**DATA SUPPLIED:**
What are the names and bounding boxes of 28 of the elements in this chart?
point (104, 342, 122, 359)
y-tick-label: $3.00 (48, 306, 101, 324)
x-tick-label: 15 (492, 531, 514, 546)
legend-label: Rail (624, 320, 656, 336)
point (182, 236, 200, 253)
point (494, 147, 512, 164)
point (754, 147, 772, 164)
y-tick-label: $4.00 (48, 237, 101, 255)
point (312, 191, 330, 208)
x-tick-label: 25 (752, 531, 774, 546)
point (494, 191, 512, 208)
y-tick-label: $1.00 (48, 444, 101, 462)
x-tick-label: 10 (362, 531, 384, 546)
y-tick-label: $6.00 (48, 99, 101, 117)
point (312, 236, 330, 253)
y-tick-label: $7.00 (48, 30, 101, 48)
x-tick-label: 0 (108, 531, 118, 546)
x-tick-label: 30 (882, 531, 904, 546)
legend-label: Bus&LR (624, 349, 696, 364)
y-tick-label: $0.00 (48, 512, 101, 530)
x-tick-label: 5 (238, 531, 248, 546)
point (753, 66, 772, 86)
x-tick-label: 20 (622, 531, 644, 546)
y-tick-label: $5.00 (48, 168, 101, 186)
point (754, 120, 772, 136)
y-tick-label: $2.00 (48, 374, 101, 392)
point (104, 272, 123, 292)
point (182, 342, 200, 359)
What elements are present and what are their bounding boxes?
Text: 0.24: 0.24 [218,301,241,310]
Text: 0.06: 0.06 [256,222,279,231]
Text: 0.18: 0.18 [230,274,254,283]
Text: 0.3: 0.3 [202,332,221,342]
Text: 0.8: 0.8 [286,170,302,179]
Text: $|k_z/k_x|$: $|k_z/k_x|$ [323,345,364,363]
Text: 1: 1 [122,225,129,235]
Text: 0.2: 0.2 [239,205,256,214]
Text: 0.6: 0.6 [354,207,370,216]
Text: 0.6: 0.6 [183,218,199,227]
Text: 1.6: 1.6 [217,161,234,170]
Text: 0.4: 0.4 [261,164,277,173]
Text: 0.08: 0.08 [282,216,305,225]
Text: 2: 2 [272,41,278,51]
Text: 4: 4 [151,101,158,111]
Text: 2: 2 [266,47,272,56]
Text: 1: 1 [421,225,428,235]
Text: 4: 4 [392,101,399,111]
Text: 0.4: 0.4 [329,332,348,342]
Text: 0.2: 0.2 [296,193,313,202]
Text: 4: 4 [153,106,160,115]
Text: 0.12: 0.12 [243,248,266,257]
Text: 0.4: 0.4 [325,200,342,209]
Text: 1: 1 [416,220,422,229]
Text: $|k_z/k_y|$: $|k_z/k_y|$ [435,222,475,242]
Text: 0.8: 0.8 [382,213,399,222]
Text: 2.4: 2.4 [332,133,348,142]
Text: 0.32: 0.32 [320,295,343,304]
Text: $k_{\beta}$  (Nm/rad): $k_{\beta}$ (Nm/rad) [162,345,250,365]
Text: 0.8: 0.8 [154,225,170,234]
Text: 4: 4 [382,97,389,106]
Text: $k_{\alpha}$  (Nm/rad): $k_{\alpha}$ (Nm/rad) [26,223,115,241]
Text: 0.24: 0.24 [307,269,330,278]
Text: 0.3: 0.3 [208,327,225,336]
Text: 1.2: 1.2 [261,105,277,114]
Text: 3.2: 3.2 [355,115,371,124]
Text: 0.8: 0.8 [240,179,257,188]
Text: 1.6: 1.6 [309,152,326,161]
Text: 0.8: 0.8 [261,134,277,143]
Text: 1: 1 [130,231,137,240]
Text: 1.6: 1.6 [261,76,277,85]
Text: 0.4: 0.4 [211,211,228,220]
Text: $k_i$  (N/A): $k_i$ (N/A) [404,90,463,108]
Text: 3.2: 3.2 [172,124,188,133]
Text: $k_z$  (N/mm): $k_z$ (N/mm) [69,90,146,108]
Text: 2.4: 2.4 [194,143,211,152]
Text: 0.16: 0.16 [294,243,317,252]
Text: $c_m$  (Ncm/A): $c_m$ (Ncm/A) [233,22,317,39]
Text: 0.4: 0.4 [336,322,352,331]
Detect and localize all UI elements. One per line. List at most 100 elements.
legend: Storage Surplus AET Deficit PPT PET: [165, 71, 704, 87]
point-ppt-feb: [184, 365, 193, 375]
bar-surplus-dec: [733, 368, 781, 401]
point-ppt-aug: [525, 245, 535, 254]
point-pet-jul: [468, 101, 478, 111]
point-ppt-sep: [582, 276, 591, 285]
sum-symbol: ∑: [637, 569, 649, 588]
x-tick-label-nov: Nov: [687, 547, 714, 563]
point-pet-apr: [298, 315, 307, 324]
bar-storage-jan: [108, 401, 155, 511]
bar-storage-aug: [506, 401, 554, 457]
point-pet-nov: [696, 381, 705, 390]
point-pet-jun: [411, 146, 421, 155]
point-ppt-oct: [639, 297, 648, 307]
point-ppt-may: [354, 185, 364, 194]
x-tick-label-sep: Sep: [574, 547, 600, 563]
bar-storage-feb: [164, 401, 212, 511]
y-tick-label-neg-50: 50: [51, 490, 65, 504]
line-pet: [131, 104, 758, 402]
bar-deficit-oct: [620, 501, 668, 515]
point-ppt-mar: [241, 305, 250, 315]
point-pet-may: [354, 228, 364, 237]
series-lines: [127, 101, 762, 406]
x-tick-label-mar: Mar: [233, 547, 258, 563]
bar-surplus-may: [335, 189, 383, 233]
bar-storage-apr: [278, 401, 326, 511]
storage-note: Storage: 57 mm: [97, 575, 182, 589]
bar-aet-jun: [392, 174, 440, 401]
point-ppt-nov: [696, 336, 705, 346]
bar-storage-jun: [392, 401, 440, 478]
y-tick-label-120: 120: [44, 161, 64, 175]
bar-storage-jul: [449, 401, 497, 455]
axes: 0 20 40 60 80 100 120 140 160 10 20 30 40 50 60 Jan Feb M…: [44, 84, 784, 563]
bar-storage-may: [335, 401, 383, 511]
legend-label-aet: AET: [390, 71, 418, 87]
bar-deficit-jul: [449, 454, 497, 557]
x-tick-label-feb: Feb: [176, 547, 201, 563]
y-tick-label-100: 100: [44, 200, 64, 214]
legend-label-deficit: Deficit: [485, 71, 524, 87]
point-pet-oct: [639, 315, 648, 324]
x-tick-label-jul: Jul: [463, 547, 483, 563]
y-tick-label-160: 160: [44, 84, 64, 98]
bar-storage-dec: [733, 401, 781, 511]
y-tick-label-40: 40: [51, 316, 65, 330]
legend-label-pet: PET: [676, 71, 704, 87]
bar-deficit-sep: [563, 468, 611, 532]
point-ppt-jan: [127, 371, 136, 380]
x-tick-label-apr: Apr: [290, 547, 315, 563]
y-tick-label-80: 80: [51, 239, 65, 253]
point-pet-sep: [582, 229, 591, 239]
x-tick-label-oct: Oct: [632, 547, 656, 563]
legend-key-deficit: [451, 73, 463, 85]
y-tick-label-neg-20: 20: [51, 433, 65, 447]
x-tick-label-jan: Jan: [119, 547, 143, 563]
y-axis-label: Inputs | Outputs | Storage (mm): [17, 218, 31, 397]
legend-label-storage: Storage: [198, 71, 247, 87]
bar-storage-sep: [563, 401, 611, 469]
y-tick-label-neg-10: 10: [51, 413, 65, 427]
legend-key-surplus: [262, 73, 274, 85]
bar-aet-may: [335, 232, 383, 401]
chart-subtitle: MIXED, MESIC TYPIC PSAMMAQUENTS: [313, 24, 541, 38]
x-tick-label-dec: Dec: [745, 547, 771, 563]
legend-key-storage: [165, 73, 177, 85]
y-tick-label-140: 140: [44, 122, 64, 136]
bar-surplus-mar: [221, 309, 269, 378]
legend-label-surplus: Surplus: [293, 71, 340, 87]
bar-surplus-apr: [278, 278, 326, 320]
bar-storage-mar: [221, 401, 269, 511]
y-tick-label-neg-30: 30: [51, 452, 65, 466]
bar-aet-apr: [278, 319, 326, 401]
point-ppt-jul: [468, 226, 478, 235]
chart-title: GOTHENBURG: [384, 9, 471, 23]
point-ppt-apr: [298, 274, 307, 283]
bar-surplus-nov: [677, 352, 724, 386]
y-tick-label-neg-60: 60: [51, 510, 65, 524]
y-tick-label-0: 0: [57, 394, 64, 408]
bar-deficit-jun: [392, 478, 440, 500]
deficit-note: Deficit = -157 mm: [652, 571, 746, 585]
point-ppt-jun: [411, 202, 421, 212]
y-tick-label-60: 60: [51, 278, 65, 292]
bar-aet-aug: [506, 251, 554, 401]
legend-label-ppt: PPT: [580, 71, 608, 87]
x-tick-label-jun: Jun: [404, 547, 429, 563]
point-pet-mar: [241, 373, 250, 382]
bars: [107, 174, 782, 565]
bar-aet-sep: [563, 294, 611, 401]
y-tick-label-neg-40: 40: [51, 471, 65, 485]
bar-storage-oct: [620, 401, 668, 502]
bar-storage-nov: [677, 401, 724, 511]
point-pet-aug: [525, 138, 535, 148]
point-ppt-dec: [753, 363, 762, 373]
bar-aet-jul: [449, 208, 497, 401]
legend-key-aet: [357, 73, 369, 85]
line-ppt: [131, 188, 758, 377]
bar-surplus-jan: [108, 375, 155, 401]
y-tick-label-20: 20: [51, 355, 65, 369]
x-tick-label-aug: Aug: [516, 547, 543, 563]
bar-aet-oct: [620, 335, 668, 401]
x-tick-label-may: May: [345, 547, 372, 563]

**WHAT NEEDS TO BE DONE:**
Could you copy the lines above, starting from the very first one and ending with the line that contains "point (754, 120, 772, 136)", keeping each one unchanged?

**ANSWER FOR THIS EXERCISE:**
What are the names and bounding boxes of 28 of the elements in this chart?
point (104, 342, 122, 359)
y-tick-label: $3.00 (48, 306, 101, 324)
x-tick-label: 15 (492, 531, 514, 546)
legend-label: Rail (624, 320, 656, 336)
point (182, 236, 200, 253)
point (494, 147, 512, 164)
point (754, 147, 772, 164)
y-tick-label: $4.00 (48, 237, 101, 255)
point (312, 191, 330, 208)
x-tick-label: 25 (752, 531, 774, 546)
point (494, 191, 512, 208)
y-tick-label: $1.00 (48, 444, 101, 462)
x-tick-label: 10 (362, 531, 384, 546)
y-tick-label: $6.00 (48, 99, 101, 117)
point (312, 236, 330, 253)
y-tick-label: $7.00 (48, 30, 101, 48)
x-tick-label: 0 (108, 531, 118, 546)
x-tick-label: 30 (882, 531, 904, 546)
legend-label: Bus&LR (624, 349, 696, 364)
y-tick-label: $0.00 (48, 512, 101, 530)
x-tick-label: 5 (238, 531, 248, 546)
point (753, 66, 772, 86)
x-tick-label: 20 (622, 531, 644, 546)
y-tick-label: $5.00 (48, 168, 101, 186)
point (754, 120, 772, 136)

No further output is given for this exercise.